SHORT EXERCISE: Exactly reproduce the lines that follow.

[Collection entries]
----------
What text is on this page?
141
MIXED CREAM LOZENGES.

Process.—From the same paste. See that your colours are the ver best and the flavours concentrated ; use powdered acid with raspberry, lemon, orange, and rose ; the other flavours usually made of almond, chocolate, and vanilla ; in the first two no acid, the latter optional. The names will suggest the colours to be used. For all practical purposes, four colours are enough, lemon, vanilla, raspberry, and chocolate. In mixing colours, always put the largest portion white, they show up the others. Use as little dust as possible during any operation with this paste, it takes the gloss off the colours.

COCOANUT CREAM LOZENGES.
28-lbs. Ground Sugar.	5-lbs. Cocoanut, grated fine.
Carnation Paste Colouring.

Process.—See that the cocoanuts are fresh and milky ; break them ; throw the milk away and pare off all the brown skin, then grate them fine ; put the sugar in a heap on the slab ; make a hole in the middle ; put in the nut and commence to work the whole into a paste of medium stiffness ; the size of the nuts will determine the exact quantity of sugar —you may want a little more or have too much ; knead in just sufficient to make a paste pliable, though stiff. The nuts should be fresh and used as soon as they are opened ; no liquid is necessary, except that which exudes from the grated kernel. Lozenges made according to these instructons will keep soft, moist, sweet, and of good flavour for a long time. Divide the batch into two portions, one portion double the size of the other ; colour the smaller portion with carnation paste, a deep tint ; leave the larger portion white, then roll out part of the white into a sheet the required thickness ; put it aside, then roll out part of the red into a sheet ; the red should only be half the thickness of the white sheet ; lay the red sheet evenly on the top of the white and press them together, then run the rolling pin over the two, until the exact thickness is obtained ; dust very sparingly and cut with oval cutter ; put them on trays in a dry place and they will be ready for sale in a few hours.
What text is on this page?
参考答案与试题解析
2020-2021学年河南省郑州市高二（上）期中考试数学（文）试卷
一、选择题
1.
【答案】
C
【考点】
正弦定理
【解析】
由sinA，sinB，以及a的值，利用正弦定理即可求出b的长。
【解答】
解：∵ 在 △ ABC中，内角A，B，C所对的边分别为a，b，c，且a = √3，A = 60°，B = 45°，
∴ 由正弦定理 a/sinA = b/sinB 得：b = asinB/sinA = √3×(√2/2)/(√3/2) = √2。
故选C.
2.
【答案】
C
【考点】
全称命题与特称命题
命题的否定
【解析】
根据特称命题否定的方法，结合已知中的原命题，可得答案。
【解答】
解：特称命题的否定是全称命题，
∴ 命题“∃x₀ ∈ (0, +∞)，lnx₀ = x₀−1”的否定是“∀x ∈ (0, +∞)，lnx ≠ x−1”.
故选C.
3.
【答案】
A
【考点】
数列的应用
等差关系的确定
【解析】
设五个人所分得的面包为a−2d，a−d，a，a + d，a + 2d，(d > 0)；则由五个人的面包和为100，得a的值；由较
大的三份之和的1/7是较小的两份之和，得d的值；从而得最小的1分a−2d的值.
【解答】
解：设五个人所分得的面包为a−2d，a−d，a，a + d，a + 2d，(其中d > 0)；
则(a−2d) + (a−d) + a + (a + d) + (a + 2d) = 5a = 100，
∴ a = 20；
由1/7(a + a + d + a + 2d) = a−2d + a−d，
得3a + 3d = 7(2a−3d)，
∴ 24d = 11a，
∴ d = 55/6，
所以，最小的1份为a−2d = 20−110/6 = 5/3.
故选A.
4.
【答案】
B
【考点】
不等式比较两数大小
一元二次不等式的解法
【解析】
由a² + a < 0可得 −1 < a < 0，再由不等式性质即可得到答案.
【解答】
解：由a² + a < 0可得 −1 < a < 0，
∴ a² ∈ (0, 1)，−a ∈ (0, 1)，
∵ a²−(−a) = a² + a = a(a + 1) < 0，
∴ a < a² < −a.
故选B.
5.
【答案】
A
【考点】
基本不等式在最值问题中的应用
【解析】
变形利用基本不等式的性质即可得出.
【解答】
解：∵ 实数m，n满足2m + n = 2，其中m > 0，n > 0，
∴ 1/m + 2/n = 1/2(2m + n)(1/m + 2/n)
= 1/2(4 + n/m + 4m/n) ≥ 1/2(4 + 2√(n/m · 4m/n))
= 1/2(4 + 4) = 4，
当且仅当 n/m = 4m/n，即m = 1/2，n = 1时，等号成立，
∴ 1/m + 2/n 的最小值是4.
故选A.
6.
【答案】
----------
REPLY:
What text is on this page?
141
MIXED CREAM LOZENGES.

Process.—From the same paste. See that your colours are the ver best and the flavours concentrated ; use powdered acid with raspberry, lemon, orange, and rose ; the other flavours usually made of almond, chocolate, and vanilla ; in the first two no acid, the latter optional. The names will suggest the colours to be used. For all practical purposes, four colours are enough, lemon, vanilla, raspberry, and chocolate. In mixing colours, always put the largest portion white, they show up the others. Use as little dust as possible during any operation with this paste, it takes the gloss off the colours.

COCOANUT CREAM LOZENGES.
28-lbs. Ground Sugar.	5-lbs. Cocoanut, grated fine.
Carnation Paste Colouring.

Process.—See that the cocoanuts are fresh and milky ; break them ; throw the milk away and pare off all the brown skin, then grate them fine ; put the sugar in a heap on the slab ; make a hole in the middle ; put in the nut and commence to work the whole into a paste of medium stiffness ; the size of the nuts will determine the exact quantity of sugar —you may want a little more or have too much ; knead in just sufficient to make a paste pliable, though stiff. The nuts should be fresh and used as soon as they are opened ; no liquid is necessary, except that which exudes from the grated kernel. Lozenges made according to these instructons will keep soft, moist, sweet, and of good flavour for a long time. Divide the batch into two portions, one portion double the size of the other ; colour the smaller portion with carnation paste, a deep tint ; leave the larger portion white, then roll out part of the white into a sheet the required thickness ; put it aside, then roll out part of the red into a sheet ; the red should only be half the thickness of the white sheet ; lay the red sheet evenly on the top of the white and press them together, then run the rolling pin over the two, until the exact thickness is obtained ; dust very sparingly and cut with oval cutter ; put them on trays in a dry place and they will be ready for sale in a few hours.
What text is on this page?
参考答案与试题解析
2020-2021学年河南省郑州市高二（上）期中考试数学（文）试卷
一、选择题
1.
【答案】
C
【考点】
正弦定理
【解析】
由sinA，sinB，以及a的值，利用正弦定理即可求出b的长。
【解答】
解：∵ 在 △ ABC中，内角A，B，C所对的边分别为a，b，c，且a = √3，A = 60°，B = 45°，
∴ 由正弦定理 a/sinA = b/sinB 得：b = asinB/sinA = √3×(√2/2)/(√3/2) = √2。
故选C.
2.
【答案】
C
【考点】
全称命题与特称命题
命题的否定
【解析】
根据特称命题否定的方法，结合已知中的原命题，可得答案。
【解答】
解：特称命题的否定是全称命题，
∴ 命题“∃x₀ ∈ (0, +∞)，lnx₀ = x₀−1”的否定是“∀x ∈ (0, +∞)，lnx ≠ x−1”.
故选C.
3.
【答案】
A
【考点】
数列的应用
等差关系的确定
【解析】
设五个人所分得的面包为a−2d，a−d，a，a + d，a + 2d，(d > 0)；则由五个人的面包和为100，得a的值；由较
大的三份之和的1/7是较小的两份之和，得d的值；从而得最小的1分a−2d的值.
【解答】
解：设五个人所分得的面包为a−2d，a−d，a，a + d，a + 2d，(其中d > 0)；
则(a−2d) + (a−d) + a + (a + d) + (a + 2d) = 5a = 100，
∴ a = 20；
由1/7(a + a + d + a + 2d) = a−2d + a−d，
得3a + 3d = 7(2a−3d)，
∴ 24d = 11a，
∴ d = 55/6，
所以，最小的1份为a−2d = 20−110/6 = 5/3.
故选A.
4.
【答案】
B
【考点】
不等式比较两数大小
一元二次不等式的解法
【解析】
由a² + a < 0可得 −1 < a < 0，再由不等式性质即可得到答案.
【解答】
解：由a² + a < 0可得 −1 < a < 0，
∴ a² ∈ (0, 1)，−a ∈ (0, 1)，
∵ a²−(−a) = a² + a = a(a + 1) < 0，
∴ a < a² < −a.
故选B.
5.
【答案】
A
【考点】
基本不等式在最值问题中的应用
【解析】
变形利用基本不等式的性质即可得出.
【解答】
解：∵ 实数m，n满足2m + n = 2，其中m > 0，n > 0，
∴ 1/m + 2/n = 1/2(2m + n)(1/m + 2/n)
= 1/2(4 + n/m + 4m/n) ≥ 1/2(4 + 2√(n/m · 4m/n))
= 1/2(4 + 4) = 4，
当且仅当 n/m = 4m/n，即m = 1/2，n = 1时，等号成立，
∴ 1/m + 2/n 的最小值是4.
故选A.
6.
【答案】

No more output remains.